* SET TASK *
Filter the lines below, copying only those with the string "Filtern".

* GIVEN DATA *
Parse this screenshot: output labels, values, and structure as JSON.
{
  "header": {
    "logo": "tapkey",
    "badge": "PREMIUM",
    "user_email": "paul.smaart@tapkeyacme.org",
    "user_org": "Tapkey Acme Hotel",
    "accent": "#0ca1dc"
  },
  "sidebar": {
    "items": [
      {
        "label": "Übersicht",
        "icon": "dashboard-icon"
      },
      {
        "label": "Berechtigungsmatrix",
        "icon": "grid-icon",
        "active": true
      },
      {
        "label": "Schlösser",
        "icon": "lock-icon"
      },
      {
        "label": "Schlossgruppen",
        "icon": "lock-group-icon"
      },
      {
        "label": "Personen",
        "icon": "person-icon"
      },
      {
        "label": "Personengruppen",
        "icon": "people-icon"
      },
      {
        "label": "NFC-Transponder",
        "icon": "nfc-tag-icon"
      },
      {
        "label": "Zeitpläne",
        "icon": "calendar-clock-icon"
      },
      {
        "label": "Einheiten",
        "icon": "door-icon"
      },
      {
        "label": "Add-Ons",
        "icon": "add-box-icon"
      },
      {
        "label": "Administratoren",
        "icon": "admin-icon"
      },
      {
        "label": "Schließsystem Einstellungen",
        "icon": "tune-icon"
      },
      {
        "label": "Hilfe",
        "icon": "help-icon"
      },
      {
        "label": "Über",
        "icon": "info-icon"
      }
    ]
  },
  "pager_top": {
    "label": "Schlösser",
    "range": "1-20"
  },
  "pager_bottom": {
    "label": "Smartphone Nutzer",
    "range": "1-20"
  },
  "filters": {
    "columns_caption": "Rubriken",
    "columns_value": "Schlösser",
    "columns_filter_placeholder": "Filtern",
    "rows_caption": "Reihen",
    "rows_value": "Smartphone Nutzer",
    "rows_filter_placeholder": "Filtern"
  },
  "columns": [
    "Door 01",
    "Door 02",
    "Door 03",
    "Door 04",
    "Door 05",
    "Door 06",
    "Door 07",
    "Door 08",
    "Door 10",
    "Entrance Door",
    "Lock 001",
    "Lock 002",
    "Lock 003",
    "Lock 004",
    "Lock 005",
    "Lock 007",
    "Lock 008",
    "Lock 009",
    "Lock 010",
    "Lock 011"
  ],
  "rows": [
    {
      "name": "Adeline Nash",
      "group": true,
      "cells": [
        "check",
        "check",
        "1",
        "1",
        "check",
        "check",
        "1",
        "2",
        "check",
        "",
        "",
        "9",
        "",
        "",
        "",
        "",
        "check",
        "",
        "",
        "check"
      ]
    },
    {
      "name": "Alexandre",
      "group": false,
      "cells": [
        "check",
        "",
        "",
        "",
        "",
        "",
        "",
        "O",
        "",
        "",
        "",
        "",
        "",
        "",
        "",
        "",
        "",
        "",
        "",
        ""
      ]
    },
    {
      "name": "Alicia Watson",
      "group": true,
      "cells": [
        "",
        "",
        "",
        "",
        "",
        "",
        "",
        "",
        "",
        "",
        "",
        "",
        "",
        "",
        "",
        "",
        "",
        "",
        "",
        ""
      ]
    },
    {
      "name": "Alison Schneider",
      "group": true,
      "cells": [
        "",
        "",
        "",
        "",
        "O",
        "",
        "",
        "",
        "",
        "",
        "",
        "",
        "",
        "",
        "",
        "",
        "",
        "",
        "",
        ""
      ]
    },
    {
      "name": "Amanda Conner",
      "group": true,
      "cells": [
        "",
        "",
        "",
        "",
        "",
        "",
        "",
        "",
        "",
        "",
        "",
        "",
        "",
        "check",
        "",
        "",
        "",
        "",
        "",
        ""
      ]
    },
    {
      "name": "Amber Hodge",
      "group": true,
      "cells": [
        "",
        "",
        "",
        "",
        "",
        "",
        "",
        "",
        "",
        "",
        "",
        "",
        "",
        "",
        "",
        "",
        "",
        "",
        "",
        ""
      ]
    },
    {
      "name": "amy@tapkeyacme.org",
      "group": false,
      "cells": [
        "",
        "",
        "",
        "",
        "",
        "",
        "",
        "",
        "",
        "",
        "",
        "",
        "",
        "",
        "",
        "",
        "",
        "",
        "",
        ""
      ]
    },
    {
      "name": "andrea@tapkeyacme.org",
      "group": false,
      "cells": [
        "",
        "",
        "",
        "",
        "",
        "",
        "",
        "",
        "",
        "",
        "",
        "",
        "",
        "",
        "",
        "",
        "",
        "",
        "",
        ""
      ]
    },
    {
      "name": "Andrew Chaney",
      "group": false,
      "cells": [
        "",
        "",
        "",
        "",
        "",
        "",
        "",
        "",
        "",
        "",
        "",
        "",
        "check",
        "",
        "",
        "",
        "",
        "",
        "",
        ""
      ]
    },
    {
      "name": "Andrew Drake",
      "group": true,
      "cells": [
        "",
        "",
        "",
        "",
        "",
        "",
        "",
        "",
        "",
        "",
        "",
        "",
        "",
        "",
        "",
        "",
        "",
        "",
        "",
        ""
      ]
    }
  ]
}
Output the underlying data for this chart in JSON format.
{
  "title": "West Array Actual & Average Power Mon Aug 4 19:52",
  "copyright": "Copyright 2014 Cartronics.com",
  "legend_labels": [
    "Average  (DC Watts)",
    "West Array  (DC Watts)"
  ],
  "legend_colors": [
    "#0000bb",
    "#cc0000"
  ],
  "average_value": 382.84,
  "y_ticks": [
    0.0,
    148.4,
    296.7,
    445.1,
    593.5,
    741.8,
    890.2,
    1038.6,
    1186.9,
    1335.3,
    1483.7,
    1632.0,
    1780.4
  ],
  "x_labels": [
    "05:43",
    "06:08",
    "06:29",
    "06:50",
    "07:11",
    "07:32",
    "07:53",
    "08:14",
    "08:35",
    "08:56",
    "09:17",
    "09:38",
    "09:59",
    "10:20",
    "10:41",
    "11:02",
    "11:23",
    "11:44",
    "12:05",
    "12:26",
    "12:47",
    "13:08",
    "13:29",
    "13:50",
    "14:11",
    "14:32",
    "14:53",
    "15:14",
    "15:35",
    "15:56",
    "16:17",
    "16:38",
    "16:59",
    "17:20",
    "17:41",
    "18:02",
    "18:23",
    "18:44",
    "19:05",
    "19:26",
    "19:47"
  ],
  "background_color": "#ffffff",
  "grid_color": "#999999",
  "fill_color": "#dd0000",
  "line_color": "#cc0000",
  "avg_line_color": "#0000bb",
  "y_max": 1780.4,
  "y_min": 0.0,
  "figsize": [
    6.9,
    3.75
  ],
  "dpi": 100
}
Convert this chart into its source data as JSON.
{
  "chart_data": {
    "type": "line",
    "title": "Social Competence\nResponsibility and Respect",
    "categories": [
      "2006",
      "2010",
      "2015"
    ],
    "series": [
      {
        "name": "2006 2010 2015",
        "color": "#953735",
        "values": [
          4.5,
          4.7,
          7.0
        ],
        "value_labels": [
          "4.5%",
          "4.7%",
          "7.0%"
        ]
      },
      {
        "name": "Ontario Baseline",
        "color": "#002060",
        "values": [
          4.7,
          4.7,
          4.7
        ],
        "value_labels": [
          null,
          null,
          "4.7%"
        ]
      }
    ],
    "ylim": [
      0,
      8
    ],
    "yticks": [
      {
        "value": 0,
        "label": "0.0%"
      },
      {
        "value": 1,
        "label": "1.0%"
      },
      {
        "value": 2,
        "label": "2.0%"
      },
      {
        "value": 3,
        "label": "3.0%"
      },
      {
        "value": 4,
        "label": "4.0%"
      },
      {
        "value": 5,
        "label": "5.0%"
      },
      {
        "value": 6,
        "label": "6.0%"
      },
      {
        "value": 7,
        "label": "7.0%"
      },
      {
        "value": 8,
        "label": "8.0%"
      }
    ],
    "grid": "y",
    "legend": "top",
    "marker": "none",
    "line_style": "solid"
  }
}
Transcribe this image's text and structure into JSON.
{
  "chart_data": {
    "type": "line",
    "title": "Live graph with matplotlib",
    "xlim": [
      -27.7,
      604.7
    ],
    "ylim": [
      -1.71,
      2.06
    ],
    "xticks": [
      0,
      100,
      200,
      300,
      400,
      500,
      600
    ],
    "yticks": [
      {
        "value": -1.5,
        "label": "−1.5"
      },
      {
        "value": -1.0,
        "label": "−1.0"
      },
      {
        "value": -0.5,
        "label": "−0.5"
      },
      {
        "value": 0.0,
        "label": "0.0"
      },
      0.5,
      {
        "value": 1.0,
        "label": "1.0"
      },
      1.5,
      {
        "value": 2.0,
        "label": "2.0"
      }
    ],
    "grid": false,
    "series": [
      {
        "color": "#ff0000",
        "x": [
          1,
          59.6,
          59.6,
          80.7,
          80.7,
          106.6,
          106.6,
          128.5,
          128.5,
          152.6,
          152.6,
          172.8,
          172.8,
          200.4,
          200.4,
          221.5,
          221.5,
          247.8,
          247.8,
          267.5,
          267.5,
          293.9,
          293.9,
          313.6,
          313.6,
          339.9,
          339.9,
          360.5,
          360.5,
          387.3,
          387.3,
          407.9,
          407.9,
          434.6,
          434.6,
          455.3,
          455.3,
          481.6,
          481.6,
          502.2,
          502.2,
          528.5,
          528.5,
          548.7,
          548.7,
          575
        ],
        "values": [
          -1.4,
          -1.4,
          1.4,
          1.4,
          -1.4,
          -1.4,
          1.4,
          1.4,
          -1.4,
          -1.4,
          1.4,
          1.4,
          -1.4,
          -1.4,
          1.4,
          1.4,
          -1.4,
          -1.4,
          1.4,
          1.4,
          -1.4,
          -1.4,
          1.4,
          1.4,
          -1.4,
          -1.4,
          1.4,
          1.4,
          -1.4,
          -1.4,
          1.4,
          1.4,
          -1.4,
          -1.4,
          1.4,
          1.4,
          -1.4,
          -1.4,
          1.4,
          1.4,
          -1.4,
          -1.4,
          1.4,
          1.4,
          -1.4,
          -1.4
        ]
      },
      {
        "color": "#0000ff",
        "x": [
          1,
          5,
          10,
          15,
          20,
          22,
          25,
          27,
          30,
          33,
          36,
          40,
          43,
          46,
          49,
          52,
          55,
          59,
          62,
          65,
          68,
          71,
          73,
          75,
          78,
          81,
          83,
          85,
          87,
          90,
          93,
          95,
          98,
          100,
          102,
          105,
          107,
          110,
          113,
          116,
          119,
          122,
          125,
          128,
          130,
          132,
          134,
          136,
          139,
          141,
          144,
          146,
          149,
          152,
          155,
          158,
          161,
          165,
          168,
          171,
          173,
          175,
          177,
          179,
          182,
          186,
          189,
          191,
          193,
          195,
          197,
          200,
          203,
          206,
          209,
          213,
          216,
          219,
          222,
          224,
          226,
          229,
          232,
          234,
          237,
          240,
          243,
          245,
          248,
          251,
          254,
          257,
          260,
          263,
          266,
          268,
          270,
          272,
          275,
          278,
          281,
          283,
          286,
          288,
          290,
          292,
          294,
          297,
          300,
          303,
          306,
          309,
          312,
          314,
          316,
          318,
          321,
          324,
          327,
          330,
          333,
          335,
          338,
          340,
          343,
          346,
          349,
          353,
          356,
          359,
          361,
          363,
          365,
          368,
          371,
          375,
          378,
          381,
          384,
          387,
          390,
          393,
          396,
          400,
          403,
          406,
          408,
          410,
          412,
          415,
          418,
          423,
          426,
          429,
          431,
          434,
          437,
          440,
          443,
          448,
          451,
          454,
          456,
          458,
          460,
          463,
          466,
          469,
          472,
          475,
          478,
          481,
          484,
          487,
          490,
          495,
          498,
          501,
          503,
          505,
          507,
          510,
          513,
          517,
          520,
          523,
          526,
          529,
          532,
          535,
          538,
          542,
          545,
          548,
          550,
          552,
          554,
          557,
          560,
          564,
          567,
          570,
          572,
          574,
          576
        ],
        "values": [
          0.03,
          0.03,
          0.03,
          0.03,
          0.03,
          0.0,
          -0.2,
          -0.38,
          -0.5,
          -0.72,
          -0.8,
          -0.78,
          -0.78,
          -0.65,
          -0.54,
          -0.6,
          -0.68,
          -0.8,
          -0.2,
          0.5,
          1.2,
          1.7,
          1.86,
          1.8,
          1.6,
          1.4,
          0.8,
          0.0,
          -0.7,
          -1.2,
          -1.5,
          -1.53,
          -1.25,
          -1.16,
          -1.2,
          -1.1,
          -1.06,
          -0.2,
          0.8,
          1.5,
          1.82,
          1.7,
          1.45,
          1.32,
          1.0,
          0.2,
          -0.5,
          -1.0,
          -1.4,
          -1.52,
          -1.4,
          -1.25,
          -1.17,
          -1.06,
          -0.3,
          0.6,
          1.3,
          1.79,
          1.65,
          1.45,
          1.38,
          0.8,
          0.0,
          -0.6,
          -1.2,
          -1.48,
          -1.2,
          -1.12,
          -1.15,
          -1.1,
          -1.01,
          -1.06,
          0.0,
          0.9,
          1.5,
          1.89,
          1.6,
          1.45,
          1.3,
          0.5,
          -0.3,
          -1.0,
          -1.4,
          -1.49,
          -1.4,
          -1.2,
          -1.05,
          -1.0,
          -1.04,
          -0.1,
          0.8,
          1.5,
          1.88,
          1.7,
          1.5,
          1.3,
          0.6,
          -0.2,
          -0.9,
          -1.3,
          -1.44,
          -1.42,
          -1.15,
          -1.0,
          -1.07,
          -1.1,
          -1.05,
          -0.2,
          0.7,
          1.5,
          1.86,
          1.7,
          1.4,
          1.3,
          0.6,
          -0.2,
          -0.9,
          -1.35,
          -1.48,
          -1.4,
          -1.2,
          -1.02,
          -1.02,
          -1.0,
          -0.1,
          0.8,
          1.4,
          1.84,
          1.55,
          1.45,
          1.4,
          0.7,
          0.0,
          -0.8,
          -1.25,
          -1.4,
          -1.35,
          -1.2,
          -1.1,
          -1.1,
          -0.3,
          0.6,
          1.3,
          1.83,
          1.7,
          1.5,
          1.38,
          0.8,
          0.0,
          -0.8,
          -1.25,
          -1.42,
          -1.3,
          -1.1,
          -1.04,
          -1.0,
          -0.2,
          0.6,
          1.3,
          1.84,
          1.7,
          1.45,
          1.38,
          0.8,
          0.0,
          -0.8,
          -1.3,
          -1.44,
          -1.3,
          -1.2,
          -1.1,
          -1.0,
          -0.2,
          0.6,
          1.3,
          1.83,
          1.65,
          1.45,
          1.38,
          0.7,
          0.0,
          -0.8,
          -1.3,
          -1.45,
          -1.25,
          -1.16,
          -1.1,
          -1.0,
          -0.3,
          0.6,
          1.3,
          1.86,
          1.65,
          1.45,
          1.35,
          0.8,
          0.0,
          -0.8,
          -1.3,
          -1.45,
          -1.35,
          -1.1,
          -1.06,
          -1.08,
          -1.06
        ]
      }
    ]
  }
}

* THE COMPLETED TASK *
    "columns_filter_placeholder": "Filtern",
    "rows_filter_placeholder": "Filtern"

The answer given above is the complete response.